● **Written exercise**
Copy out each line that includes the word "friend".

● **Records to process**

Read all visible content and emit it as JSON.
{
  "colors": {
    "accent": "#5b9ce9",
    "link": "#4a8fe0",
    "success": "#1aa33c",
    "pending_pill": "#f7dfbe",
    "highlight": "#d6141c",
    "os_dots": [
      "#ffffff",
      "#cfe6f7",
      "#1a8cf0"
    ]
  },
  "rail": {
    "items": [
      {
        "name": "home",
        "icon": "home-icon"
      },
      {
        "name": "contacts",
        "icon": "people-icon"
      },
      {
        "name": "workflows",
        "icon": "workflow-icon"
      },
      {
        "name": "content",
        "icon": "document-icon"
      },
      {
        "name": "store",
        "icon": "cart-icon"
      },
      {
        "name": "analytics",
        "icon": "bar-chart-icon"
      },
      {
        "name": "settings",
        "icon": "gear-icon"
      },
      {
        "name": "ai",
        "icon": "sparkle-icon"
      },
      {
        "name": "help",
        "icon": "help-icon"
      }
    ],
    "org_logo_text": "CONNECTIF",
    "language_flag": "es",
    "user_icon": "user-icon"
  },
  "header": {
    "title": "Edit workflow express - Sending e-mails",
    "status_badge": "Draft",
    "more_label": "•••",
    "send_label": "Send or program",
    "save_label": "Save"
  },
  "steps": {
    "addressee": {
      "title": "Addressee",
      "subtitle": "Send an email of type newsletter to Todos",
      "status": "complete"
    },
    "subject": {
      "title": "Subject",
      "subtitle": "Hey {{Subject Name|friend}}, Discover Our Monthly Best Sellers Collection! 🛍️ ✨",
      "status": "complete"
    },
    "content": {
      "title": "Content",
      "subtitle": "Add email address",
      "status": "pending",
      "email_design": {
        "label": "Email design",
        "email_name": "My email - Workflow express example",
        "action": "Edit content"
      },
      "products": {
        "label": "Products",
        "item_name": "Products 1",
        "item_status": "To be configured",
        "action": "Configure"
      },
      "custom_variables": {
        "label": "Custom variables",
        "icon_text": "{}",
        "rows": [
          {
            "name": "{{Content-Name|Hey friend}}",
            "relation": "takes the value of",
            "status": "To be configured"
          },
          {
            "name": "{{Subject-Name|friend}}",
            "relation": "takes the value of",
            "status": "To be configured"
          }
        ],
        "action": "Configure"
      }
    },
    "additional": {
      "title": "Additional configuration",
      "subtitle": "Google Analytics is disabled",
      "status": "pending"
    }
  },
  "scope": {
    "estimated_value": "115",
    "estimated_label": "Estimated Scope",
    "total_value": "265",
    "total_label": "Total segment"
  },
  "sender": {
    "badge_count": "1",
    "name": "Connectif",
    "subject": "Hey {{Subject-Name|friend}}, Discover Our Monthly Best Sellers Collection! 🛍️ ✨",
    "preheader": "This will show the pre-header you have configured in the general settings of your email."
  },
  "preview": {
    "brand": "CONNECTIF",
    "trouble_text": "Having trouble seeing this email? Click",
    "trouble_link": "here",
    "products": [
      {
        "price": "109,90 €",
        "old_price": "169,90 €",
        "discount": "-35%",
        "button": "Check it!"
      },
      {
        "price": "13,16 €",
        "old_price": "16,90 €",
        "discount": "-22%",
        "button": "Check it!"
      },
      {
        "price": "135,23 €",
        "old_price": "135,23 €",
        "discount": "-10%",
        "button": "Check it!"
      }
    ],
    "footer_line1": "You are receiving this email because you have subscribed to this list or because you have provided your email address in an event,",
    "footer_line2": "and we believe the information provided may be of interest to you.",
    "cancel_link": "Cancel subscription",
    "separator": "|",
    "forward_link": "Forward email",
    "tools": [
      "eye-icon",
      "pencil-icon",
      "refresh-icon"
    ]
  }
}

● **Finished exercise**
      "subtitle": "Hey {{Subject Name|friend}}, Discover Our Monthly Best Sellers Collection! 🛍️ ✨",
            "name": "{{Content-Name|Hey friend}}",
            "name": "{{Subject-Name|friend}}",
    "subject": "Hey {{Subject-Name|friend}}, Discover Our Monthly Best Sellers Collection! 🛍️ ✨",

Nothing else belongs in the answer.